◆ **WHAT TO PRODUCE**: Make an exact copy of the lines below.

Records from a collection
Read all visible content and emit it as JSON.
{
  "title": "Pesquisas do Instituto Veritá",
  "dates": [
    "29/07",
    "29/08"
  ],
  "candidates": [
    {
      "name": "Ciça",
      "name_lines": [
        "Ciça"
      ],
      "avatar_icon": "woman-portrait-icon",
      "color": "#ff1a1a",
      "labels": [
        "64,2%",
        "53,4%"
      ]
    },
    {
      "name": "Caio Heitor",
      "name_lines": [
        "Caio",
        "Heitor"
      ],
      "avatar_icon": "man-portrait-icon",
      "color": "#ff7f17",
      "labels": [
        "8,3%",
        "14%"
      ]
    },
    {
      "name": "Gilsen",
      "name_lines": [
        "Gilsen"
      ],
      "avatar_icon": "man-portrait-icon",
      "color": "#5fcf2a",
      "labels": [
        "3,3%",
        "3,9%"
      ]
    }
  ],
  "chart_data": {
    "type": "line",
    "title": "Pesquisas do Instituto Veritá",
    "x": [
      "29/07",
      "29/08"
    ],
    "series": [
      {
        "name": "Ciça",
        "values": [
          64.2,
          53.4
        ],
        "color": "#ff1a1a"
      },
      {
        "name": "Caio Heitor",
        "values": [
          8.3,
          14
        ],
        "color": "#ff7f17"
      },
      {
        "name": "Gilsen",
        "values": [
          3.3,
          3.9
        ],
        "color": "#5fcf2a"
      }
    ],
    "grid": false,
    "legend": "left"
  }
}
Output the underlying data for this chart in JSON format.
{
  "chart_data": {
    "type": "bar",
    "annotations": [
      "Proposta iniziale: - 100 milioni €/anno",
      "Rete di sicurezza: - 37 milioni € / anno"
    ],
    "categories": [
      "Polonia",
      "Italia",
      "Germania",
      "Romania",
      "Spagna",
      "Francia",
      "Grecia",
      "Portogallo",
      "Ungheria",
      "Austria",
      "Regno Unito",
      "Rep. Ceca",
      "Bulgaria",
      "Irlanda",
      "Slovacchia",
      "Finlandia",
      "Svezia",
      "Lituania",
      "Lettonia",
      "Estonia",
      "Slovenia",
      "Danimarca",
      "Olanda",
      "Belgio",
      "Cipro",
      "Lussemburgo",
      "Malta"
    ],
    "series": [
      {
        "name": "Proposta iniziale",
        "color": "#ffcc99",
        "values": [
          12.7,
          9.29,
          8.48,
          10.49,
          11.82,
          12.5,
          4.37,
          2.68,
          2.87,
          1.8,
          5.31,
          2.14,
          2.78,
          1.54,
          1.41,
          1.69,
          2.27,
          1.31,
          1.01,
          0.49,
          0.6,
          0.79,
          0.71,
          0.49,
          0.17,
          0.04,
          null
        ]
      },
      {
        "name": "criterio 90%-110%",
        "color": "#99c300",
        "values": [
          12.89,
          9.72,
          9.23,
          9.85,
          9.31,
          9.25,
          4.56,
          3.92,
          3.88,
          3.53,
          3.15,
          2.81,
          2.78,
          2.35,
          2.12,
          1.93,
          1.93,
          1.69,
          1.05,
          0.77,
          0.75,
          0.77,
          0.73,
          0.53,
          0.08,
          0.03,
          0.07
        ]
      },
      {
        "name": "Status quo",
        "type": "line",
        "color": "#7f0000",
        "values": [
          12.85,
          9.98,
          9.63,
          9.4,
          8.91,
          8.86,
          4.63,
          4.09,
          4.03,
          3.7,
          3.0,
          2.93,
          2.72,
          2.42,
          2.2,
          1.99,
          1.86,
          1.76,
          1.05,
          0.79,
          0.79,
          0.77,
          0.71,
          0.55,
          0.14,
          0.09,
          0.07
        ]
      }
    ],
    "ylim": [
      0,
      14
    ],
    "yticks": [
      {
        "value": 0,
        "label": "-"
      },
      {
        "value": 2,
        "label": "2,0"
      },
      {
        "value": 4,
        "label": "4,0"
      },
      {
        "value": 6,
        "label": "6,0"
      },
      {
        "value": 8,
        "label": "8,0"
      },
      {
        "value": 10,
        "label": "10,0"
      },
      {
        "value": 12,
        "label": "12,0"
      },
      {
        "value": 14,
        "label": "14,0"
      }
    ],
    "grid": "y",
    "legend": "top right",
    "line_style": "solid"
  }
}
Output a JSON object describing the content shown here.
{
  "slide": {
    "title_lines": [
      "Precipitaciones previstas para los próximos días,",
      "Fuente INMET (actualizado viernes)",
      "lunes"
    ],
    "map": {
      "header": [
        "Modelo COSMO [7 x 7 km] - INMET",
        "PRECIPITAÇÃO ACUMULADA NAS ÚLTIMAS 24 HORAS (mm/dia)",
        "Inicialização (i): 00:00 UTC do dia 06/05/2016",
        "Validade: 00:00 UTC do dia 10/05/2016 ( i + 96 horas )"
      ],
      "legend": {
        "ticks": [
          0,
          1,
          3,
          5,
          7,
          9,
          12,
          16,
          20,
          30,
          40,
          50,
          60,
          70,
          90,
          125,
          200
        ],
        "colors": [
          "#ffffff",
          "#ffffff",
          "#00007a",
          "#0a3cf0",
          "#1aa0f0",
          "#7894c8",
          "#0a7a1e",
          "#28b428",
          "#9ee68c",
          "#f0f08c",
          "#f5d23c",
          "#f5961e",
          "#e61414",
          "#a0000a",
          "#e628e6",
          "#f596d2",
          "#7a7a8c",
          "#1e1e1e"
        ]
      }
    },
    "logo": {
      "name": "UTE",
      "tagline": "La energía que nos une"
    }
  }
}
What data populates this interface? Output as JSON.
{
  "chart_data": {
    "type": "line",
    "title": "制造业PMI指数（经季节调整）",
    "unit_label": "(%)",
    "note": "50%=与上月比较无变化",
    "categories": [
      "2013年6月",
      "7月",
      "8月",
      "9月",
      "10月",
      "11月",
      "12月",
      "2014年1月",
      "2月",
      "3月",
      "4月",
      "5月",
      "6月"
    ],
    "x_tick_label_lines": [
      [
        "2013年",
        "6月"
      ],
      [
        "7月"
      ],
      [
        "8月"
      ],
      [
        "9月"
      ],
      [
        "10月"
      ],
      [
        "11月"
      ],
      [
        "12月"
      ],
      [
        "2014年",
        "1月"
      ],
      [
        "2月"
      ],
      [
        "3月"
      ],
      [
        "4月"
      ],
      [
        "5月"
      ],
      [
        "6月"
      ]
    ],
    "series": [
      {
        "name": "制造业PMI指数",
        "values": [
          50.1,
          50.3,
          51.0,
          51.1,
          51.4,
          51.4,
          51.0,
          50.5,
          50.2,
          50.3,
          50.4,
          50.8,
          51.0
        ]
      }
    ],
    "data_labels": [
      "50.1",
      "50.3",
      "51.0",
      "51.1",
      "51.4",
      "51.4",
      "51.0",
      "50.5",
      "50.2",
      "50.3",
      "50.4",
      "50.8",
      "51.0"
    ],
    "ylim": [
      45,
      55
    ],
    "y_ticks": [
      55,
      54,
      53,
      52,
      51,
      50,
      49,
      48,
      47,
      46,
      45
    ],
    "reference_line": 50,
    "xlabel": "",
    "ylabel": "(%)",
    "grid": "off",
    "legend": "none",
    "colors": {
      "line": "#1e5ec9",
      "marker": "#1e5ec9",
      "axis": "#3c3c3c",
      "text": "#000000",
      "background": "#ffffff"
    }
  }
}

◆ **TASK SOLUTION**:
Read all visible content and emit it as JSON.
{
  "title": "Pesquisas do Instituto Veritá",
  "dates": [
    "29/07",
    "29/08"
  ],
  "candidates": [
    {
      "name": "Ciça",
      "name_lines": [
        "Ciça"
      ],
      "avatar_icon": "woman-portrait-icon",
      "color": "#ff1a1a",
      "labels": [
        "64,2%",
        "53,4%"
      ]
    },
    {
      "name": "Caio Heitor",
      "name_lines": [
        "Caio",
        "Heitor"
      ],
      "avatar_icon": "man-portrait-icon",
      "color": "#ff7f17",
      "labels": [
        "8,3%",
        "14%"
      ]
    },
    {
      "name": "Gilsen",
      "name_lines": [
        "Gilsen"
      ],
      "avatar_icon": "man-portrait-icon",
      "color": "#5fcf2a",
      "labels": [
        "3,3%",
        "3,9%"
      ]
    }
  ],
  "chart_data": {
    "type": "line",
    "title": "Pesquisas do Instituto Veritá",
    "x": [
      "29/07",
      "29/08"
    ],
    "series": [
      {
        "name": "Ciça",
        "values": [
          64.2,
          53.4
        ],
        "color": "#ff1a1a"
      },
      {
        "name": "Caio Heitor",
        "values": [
          8.3,
          14
        ],
        "color": "#ff7f17"
      },
      {
        "name": "Gilsen",
        "values": [
          3.3,
          3.9
        ],
        "color": "#5fcf2a"
      }
    ],
    "grid": false,
    "legend": "left"
  }
}
Output the underlying data for this chart in JSON format.
{
  "chart_data": {
    "type": "bar",
    "annotations": [
      "Proposta iniziale: - 100 milioni €/anno",
      "Rete di sicurezza: - 37 milioni € / anno"
    ],
    "categories": [
      "Polonia",
      "Italia",
      "Germania",
      "Romania",
      "Spagna",
      "Francia",
      "Grecia",
      "Portogallo",
      "Ungheria",
      "Austria",
      "Regno Unito",
      "Rep. Ceca",
      "Bulgaria",
      "Irlanda",
      "Slovacchia",
      "Finlandia",
      "Svezia",
      "Lituania",
      "Lettonia",
      "Estonia",
      "Slovenia",
      "Danimarca",
      "Olanda",
      "Belgio",
      "Cipro",
      "Lussemburgo",
      "Malta"
    ],
    "series": [
      {
        "name": "Proposta iniziale",
        "color": "#ffcc99",
        "values": [
          12.7,
          9.29,
          8.48,
          10.49,
          11.82,
          12.5,
          4.37,
          2.68,
          2.87,
          1.8,
          5.31,
          2.14,
          2.78,
          1.54,
          1.41,
          1.69,
          2.27,
          1.31,
          1.01,
          0.49,
          0.6,
          0.79,
          0.71,
          0.49,
          0.17,
          0.04,
          null
        ]
      },
      {
        "name": "criterio 90%-110%",
        "color": "#99c300",
        "values": [
          12.89,
          9.72,
          9.23,
          9.85,
          9.31,
          9.25,
          4.56,
          3.92,
          3.88,
          3.53,
          3.15,
          2.81,
          2.78,
          2.35,
          2.12,
          1.93,
          1.93,
          1.69,
          1.05,
          0.77,
          0.75,
          0.77,
          0.73,
          0.53,
          0.08,
          0.03,
          0.07
        ]
      },
      {
        "name": "Status quo",
        "type": "line",
        "color": "#7f0000",
        "values": [
          12.85,
          9.98,
          9.63,
          9.4,
          8.91,
          8.86,
          4.63,
          4.09,
          4.03,
          3.7,
          3.0,
          2.93,
          2.72,
          2.42,
          2.2,
          1.99,
          1.86,
          1.76,
          1.05,
          0.79,
          0.79,
          0.77,
          0.71,
          0.55,
          0.14,
          0.09,
          0.07
        ]
      }
    ],
    "ylim": [
      0,
      14
    ],
    "yticks": [
      {
        "value": 0,
        "label": "-"
      },
      {
        "value": 2,
        "label": "2,0"
      },
      {
        "value": 4,
        "label": "4,0"
      },
      {
        "value": 6,
        "label": "6,0"
      },
      {
        "value": 8,
        "label": "8,0"
      },
      {
        "value": 10,
        "label": "10,0"
      },
      {
        "value": 12,
        "label": "12,0"
      },
      {
        "value": 14,
        "label": "14,0"
      }
    ],
    "grid": "y",
    "legend": "top right",
    "line_style": "solid"
  }
}
Output a JSON object describing the content shown here.
{
  "slide": {
    "title_lines": [
      "Precipitaciones previstas para los próximos días,",
      "Fuente INMET (actualizado viernes)",
      "lunes"
    ],
    "map": {
      "header": [
        "Modelo COSMO [7 x 7 km] - INMET",
        "PRECIPITAÇÃO ACUMULADA NAS ÚLTIMAS 24 HORAS (mm/dia)",
        "Inicialização (i): 00:00 UTC do dia 06/05/2016",
        "Validade: 00:00 UTC do dia 10/05/2016 ( i + 96 horas )"
      ],
      "legend": {
        "ticks": [
          0,
          1,
          3,
          5,
          7,
          9,
          12,
          16,
          20,
          30,
          40,
          50,
          60,
          70,
          90,
          125,
          200
        ],
        "colors": [
          "#ffffff",
          "#ffffff",
          "#00007a",
          "#0a3cf0",
          "#1aa0f0",
          "#7894c8",
          "#0a7a1e",
          "#28b428",
          "#9ee68c",
          "#f0f08c",
          "#f5d23c",
          "#f5961e",
          "#e61414",
          "#a0000a",
          "#e628e6",
          "#f596d2",
          "#7a7a8c",
          "#1e1e1e"
        ]
      }
    },
    "logo": {
      "name": "UTE",
      "tagline": "La energía que nos une"
    }
  }
}
What data populates this interface? Output as JSON.
{
  "chart_data": {
    "type": "line",
    "title": "制造业PMI指数（经季节调整）",
    "unit_label": "(%)",
    "note": "50%=与上月比较无变化",
    "categories": [
      "2013年6月",
      "7月",
      "8月",
      "9月",
      "10月",
      "11月",
      "12月",
      "2014年1月",
      "2月",
      "3月",
      "4月",
      "5月",
      "6月"
    ],
    "x_tick_label_lines": [
      [
        "2013年",
        "6月"
      ],
      [
        "7月"
      ],
      [
        "8月"
      ],
      [
        "9月"
      ],
      [
        "10月"
      ],
      [
        "11月"
      ],
      [
        "12月"
      ],
      [
        "2014年",
        "1月"
      ],
      [
        "2月"
      ],
      [
        "3月"
      ],
      [
        "4月"
      ],
      [
        "5月"
      ],
      [
        "6月"
      ]
    ],
    "series": [
      {
        "name": "制造业PMI指数",
        "values": [
          50.1,
          50.3,
          51.0,
          51.1,
          51.4,
          51.4,
          51.0,
          50.5,
          50.2,
          50.3,
          50.4,
          50.8,
          51.0
        ]
      }
    ],
    "data_labels": [
      "50.1",
      "50.3",
      "51.0",
      "51.1",
      "51.4",
      "51.4",
      "51.0",
      "50.5",
      "50.2",
      "50.3",
      "50.4",
      "50.8",
      "51.0"
    ],
    "ylim": [
      45,
      55
    ],
    "y_ticks": [
      55,
      54,
      53,
      52,
      51,
      50,
      49,
      48,
      47,
      46,
      45
    ],
    "reference_line": 50,
    "xlabel": "",
    "ylabel": "(%)",
    "grid": "off",
    "legend": "none",
    "colors": {
      "line": "#1e5ec9",
      "marker": "#1e5ec9",
      "axis": "#3c3c3c",
      "text": "#000000",
      "background": "#ffffff"
    }
  }
}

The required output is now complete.